## The records
>> BEGIN

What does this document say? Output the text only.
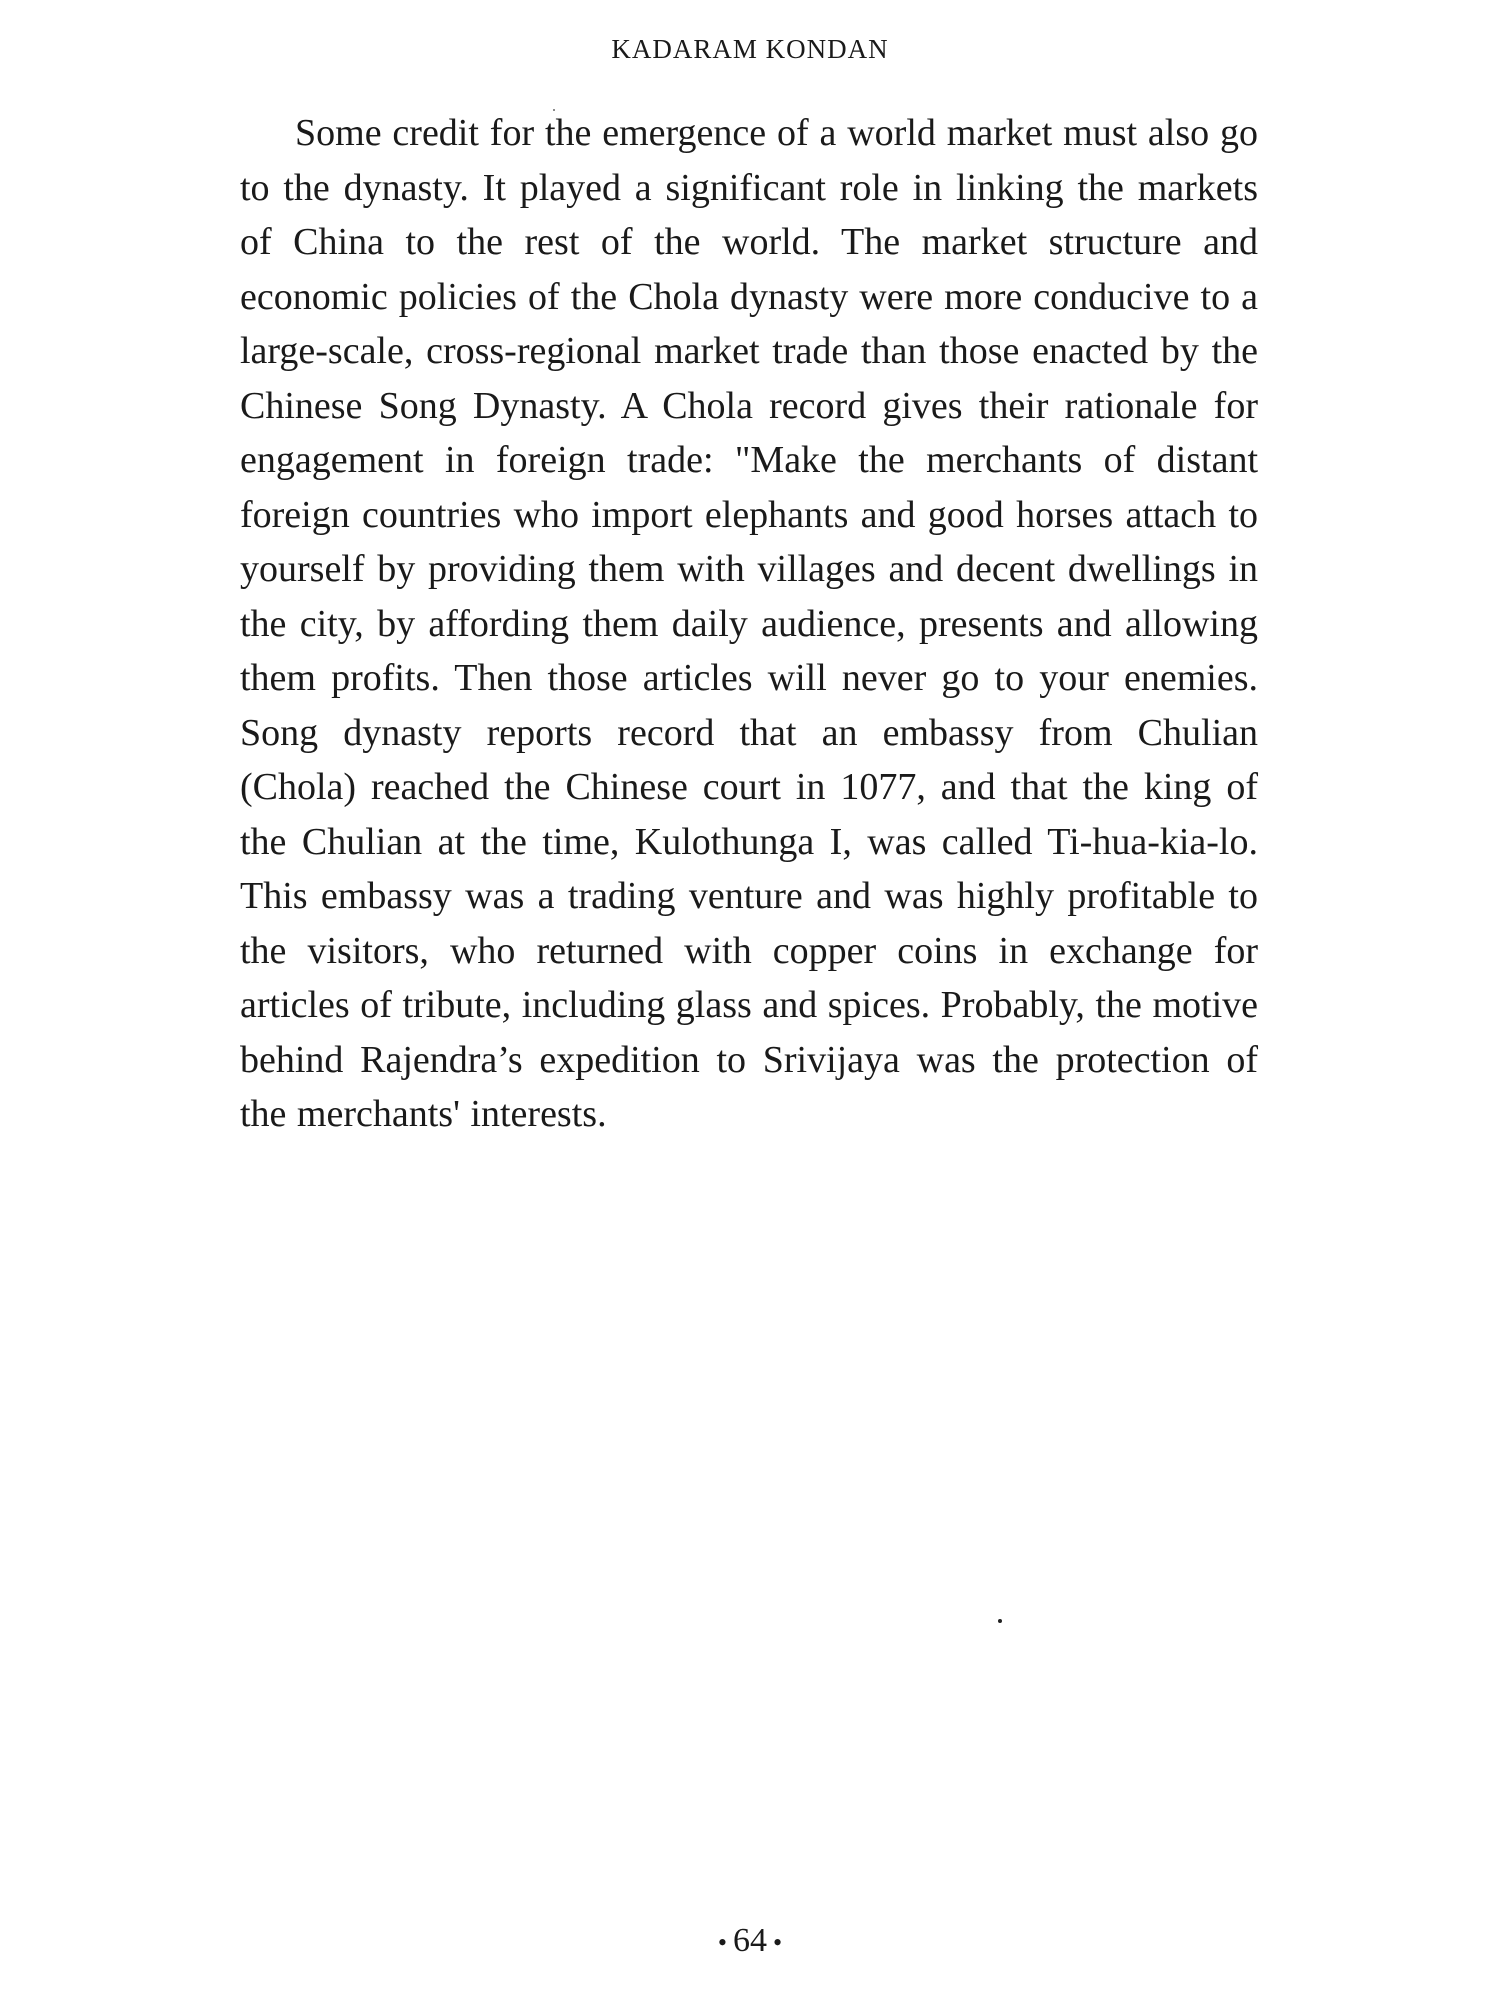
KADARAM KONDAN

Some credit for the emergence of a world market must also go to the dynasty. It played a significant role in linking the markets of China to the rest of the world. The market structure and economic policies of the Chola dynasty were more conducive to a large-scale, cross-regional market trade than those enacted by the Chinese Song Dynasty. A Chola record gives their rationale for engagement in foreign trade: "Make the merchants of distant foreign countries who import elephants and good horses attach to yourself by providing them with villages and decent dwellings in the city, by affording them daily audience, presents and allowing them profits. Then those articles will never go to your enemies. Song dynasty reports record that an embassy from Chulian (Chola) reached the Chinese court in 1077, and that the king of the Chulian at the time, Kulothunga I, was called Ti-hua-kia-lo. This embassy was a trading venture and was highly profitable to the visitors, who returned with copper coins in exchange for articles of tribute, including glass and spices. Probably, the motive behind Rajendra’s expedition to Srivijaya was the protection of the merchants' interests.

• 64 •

>> END
>> BEGIN

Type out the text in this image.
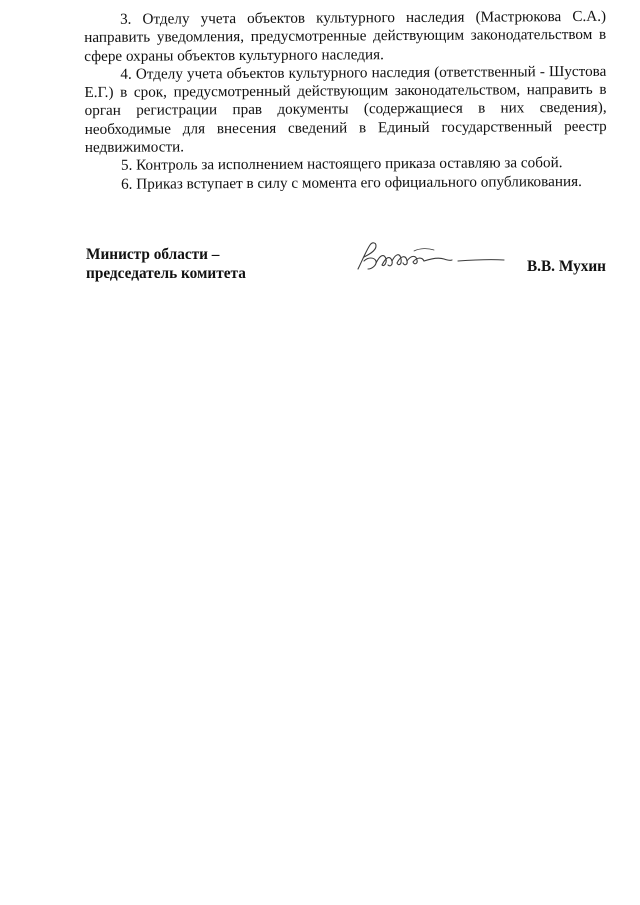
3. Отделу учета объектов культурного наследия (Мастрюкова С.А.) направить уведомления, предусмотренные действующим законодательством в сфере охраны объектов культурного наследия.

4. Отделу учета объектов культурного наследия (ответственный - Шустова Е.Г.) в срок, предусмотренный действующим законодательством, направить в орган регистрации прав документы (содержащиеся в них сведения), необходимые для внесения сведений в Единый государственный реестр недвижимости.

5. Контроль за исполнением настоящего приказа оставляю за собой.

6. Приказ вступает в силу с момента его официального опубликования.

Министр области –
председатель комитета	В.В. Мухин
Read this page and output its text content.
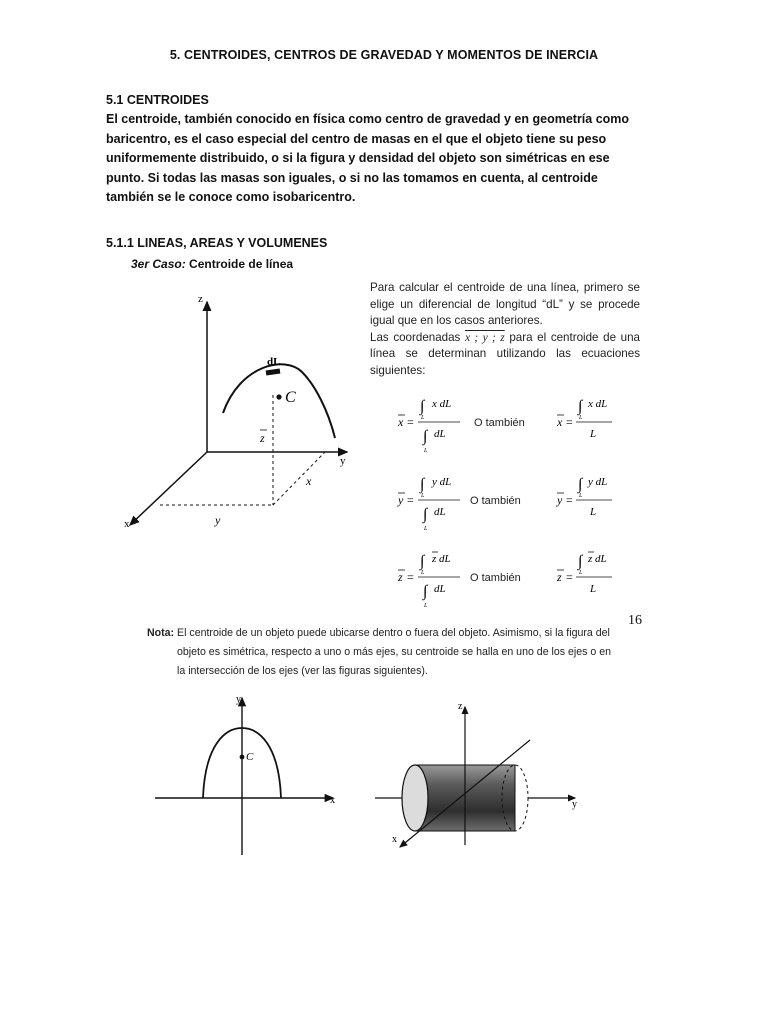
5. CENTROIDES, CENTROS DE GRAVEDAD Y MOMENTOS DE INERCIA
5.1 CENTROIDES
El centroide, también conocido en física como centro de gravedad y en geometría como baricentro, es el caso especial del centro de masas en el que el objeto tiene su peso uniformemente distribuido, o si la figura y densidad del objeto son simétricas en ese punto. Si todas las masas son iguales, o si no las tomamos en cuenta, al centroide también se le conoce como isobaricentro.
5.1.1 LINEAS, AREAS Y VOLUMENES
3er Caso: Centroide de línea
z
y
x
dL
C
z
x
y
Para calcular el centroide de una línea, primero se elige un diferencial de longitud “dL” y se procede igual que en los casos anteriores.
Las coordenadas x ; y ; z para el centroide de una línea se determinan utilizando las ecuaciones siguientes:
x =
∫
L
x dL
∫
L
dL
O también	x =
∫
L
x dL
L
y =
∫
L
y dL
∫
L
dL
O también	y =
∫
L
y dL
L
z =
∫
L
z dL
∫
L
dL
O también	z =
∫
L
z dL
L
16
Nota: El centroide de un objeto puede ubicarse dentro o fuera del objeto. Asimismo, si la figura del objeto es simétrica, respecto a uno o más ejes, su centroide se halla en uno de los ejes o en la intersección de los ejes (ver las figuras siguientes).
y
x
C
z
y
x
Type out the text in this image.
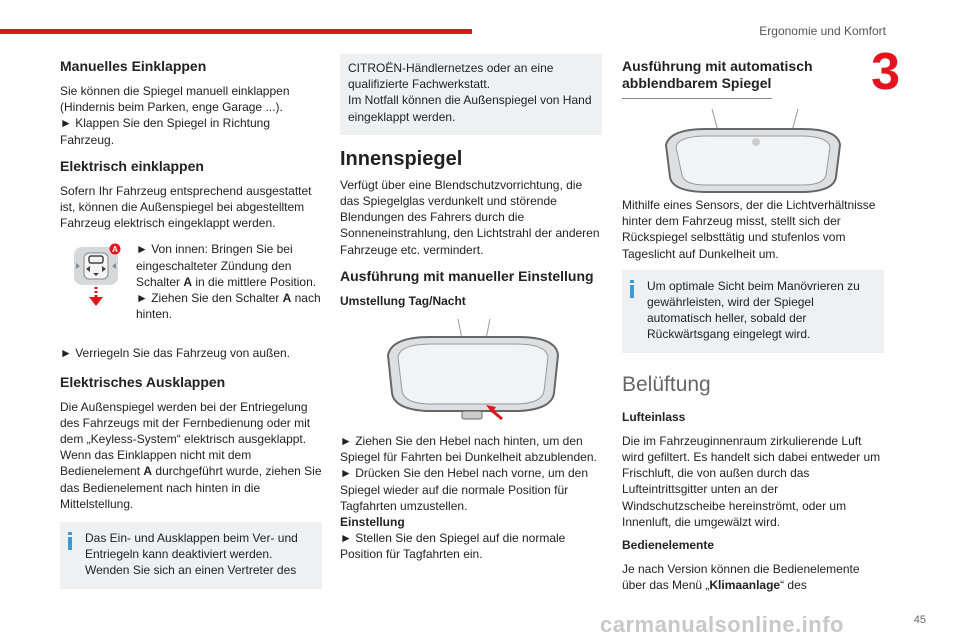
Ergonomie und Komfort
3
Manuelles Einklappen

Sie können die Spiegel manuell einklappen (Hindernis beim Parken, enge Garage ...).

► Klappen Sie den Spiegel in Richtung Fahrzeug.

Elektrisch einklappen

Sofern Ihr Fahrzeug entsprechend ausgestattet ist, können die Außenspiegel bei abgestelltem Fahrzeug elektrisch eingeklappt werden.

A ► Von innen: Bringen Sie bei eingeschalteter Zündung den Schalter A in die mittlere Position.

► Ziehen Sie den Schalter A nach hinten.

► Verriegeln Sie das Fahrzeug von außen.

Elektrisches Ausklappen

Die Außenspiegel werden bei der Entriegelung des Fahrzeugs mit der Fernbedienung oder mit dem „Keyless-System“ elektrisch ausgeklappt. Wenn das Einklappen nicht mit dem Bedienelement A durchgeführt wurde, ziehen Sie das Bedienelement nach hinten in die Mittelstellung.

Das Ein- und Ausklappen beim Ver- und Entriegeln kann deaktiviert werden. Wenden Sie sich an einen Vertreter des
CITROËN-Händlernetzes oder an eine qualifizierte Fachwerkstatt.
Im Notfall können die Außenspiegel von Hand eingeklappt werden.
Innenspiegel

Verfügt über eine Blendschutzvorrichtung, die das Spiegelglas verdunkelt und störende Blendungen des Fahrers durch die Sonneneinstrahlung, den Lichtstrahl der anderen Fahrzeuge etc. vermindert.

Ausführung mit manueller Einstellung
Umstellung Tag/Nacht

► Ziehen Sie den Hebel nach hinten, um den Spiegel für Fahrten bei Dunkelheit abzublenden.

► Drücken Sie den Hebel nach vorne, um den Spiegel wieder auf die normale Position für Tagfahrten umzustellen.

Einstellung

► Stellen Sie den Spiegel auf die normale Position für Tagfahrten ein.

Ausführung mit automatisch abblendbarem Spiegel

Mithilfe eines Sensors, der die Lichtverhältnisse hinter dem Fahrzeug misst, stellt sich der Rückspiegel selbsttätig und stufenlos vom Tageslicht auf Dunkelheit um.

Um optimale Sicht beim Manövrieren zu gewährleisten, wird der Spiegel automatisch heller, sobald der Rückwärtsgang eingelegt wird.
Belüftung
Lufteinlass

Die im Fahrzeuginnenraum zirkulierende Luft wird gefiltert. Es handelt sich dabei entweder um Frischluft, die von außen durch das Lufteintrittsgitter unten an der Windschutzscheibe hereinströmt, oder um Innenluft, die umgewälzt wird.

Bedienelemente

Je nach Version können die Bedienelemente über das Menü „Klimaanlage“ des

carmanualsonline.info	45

>> END
>> BEGIN

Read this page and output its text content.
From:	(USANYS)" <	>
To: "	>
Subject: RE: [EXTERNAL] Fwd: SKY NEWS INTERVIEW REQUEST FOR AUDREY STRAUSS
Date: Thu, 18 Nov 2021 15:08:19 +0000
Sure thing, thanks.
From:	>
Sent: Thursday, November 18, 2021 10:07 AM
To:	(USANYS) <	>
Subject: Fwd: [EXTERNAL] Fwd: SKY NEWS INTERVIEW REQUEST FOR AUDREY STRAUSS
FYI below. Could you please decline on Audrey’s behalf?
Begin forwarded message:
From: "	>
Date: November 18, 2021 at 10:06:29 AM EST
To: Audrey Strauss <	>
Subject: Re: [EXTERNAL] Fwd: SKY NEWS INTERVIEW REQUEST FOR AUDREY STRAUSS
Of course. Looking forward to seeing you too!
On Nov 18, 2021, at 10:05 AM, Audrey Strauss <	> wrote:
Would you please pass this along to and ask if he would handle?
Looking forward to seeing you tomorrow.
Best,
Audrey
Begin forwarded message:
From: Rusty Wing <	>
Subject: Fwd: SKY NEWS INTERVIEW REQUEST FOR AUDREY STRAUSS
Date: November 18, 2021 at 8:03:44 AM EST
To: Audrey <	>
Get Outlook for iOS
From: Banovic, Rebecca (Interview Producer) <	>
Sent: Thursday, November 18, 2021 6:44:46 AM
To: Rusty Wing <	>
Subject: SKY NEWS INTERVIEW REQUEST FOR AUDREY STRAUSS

>> END

## Task details
Pick out lines containing the word "oder", each one as written.

## Task result
Die Außenspiegel werden bei der Entriegelung des Fahrzeugs mit der Fernbedienung oder mit dem „Keyless-System“ elektrisch ausgeklappt. Wenn das Einklappen nicht mit dem Bedienelement A durchgeführt wurde, ziehen Sie das Bedienelement nach hinten in die Mittelstellung.
CITROËN-Händlernetzes oder an eine qualifizierte Fachwerkstatt.
Die im Fahrzeuginnenraum zirkulierende Luft wird gefiltert. Es handelt sich dabei entweder um Frischluft, die von außen durch das Lufteintrittsgitter unten an der Windschutzscheibe hereinströmt, oder um Innenluft, die umgewälzt wird.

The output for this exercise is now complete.